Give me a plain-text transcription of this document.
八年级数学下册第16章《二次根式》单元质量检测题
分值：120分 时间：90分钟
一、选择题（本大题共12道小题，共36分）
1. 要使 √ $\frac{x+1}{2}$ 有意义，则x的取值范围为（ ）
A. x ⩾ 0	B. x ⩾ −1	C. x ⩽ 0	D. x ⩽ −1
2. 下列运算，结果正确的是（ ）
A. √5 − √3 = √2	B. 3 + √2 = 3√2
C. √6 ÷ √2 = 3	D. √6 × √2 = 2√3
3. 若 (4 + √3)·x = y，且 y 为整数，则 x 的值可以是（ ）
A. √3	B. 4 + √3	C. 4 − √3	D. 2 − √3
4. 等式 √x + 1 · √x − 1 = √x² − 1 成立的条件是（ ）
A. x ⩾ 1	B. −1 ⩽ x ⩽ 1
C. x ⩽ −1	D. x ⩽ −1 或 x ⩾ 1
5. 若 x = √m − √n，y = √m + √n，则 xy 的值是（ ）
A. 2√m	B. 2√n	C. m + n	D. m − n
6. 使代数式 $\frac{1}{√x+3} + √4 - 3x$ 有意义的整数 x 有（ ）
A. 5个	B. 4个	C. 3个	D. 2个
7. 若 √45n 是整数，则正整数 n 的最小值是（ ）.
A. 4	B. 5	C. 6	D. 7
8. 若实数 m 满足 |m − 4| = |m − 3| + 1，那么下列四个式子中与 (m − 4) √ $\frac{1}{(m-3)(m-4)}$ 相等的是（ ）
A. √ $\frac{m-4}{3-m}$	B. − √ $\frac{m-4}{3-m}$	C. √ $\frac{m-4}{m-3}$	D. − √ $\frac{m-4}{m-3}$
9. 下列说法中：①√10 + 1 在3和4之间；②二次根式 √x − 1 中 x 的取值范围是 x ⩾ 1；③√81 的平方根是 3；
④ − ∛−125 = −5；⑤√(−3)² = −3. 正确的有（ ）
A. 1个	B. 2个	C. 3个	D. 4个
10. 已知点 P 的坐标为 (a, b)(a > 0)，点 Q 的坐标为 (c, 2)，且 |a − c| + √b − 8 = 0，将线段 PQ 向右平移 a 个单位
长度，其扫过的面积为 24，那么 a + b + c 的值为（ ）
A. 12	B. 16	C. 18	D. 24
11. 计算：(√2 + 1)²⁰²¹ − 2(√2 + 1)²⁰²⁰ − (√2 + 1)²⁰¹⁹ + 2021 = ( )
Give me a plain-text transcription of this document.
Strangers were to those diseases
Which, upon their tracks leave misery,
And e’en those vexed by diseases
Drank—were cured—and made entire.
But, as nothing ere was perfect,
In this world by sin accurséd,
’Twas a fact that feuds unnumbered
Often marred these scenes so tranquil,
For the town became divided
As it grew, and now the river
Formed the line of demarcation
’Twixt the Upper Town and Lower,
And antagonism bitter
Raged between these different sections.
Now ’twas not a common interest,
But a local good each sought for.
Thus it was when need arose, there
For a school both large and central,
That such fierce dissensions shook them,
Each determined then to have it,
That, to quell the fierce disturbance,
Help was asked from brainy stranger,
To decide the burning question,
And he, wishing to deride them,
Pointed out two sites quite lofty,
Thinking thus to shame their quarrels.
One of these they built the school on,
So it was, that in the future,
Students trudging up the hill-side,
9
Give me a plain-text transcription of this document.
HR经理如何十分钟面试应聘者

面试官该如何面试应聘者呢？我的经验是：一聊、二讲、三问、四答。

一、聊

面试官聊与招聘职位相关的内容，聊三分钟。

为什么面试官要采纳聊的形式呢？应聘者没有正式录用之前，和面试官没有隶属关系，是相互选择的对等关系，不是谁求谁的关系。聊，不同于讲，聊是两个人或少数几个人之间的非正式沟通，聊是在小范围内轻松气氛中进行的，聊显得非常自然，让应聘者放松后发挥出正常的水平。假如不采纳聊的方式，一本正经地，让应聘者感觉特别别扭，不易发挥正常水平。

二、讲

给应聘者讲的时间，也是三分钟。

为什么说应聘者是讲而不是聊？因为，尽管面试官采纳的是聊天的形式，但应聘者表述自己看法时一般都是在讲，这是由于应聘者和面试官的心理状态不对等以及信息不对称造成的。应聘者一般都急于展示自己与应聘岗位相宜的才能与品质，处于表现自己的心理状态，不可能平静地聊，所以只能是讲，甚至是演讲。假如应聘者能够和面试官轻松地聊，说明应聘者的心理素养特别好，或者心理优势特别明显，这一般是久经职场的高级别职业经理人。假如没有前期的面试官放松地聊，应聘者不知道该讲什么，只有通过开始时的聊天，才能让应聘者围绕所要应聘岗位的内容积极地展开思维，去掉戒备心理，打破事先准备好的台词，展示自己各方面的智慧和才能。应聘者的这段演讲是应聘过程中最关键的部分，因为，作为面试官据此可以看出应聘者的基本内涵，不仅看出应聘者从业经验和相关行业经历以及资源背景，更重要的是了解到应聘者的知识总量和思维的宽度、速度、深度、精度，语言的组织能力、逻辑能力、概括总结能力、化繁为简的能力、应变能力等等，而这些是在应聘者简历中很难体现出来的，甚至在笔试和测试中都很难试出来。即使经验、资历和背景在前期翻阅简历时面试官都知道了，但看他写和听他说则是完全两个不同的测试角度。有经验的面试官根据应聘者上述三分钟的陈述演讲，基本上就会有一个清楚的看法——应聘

EXERCISE DETAILS:
Only a number is wanted: how many lines above include "those"?

FULL SOLUTION:
2